:: RECORDS FOR THIS TASK ::
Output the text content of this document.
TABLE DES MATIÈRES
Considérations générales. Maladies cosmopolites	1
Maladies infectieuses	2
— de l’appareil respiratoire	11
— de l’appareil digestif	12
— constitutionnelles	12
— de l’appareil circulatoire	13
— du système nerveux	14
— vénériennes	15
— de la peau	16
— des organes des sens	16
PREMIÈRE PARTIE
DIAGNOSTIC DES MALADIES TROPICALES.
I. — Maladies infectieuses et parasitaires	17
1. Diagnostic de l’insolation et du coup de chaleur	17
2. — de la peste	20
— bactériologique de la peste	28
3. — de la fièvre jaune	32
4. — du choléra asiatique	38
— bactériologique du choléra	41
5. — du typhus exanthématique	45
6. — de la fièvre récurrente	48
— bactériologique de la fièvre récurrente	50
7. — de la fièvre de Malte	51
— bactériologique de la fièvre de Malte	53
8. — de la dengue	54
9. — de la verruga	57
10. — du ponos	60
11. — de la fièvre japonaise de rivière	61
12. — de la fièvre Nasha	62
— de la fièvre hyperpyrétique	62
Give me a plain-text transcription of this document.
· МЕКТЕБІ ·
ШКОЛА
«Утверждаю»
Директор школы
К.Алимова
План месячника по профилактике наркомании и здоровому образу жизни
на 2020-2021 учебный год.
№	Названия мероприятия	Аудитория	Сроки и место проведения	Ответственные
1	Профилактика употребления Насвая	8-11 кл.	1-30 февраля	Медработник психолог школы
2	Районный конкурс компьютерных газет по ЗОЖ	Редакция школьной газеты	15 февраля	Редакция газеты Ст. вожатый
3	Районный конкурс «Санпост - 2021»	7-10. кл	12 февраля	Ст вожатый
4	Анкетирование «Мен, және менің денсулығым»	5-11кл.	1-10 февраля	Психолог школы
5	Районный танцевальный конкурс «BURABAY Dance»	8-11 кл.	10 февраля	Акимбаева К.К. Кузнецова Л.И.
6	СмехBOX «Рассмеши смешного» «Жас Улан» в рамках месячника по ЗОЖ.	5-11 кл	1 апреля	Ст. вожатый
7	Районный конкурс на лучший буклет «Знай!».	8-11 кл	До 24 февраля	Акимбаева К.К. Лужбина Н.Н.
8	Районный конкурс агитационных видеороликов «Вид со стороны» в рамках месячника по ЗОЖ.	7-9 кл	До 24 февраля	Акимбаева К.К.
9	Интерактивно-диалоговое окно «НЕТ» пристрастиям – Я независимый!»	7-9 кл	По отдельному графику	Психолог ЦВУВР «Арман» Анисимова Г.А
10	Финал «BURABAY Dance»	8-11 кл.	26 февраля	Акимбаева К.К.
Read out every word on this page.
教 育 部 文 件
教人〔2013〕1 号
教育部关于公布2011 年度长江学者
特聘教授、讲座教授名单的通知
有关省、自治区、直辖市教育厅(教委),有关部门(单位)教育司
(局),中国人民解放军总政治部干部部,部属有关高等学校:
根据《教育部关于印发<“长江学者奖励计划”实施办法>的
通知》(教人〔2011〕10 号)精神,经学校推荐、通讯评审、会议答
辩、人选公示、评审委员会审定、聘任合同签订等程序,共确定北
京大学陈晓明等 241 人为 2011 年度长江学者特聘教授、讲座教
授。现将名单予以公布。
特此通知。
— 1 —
:::
GOAL: The records above should be returned exactly.

WRITTEN ANSWER:
Output the text content of this document.
TABLE DES MATIÈRES
Considérations générales. Maladies cosmopolites	1
Maladies infectieuses	2
— de l’appareil respiratoire	11
— de l’appareil digestif	12
— constitutionnelles	12
— de l’appareil circulatoire	13
— du système nerveux	14
— vénériennes	15
— de la peau	16
— des organes des sens	16
PREMIÈRE PARTIE
DIAGNOSTIC DES MALADIES TROPICALES.
I. — Maladies infectieuses et parasitaires	17
1. Diagnostic de l’insolation et du coup de chaleur	17
2. — de la peste	20
— bactériologique de la peste	28
3. — de la fièvre jaune	32
4. — du choléra asiatique	38
— bactériologique du choléra	41
5. — du typhus exanthématique	45
6. — de la fièvre récurrente	48
— bactériologique de la fièvre récurrente	50
7. — de la fièvre de Malte	51
— bactériologique de la fièvre de Malte	53
8. — de la dengue	54
9. — de la verruga	57
10. — du ponos	60
11. — de la fièvre japonaise de rivière	61
12. — de la fièvre Nasha	62
— de la fièvre hyperpyrétique	62
Give me a plain-text transcription of this document.
· МЕКТЕБІ ·
ШКОЛА
«Утверждаю»
Директор школы
К.Алимова
План месячника по профилактике наркомании и здоровому образу жизни
на 2020-2021 учебный год.
№	Названия мероприятия	Аудитория	Сроки и место проведения	Ответственные
1	Профилактика употребления Насвая	8-11 кл.	1-30 февраля	Медработник психолог школы
2	Районный конкурс компьютерных газет по ЗОЖ	Редакция школьной газеты	15 февраля	Редакция газеты Ст. вожатый
3	Районный конкурс «Санпост - 2021»	7-10. кл	12 февраля	Ст вожатый
4	Анкетирование «Мен, және менің денсулығым»	5-11кл.	1-10 февраля	Психолог школы
5	Районный танцевальный конкурс «BURABAY Dance»	8-11 кл.	10 февраля	Акимбаева К.К. Кузнецова Л.И.
6	СмехBOX «Рассмеши смешного» «Жас Улан» в рамках месячника по ЗОЖ.	5-11 кл	1 апреля	Ст. вожатый
7	Районный конкурс на лучший буклет «Знай!».	8-11 кл	До 24 февраля	Акимбаева К.К. Лужбина Н.Н.
8	Районный конкурс агитационных видеороликов «Вид со стороны» в рамках месячника по ЗОЖ.	7-9 кл	До 24 февраля	Акимбаева К.К.
9	Интерактивно-диалоговое окно «НЕТ» пристрастиям – Я независимый!»	7-9 кл	По отдельному графику	Психолог ЦВУВР «Арман» Анисимова Г.А
10	Финал «BURABAY Dance»	8-11 кл.	26 февраля	Акимбаева К.К.
Read out every word on this page.
教 育 部 文 件
教人〔2013〕1 号
教育部关于公布2011 年度长江学者
特聘教授、讲座教授名单的通知
有关省、自治区、直辖市教育厅(教委),有关部门(单位)教育司
(局),中国人民解放军总政治部干部部,部属有关高等学校:
根据《教育部关于印发<“长江学者奖励计划”实施办法>的
通知》(教人〔2011〕10 号)精神,经学校推荐、通讯评审、会议答
辩、人选公示、评审委员会审定、聘任合同签订等程序,共确定北
京大学陈晓明等 241 人为 2011 年度长江学者特聘教授、讲座教
授。现将名单予以公布。
特此通知。
— 1 —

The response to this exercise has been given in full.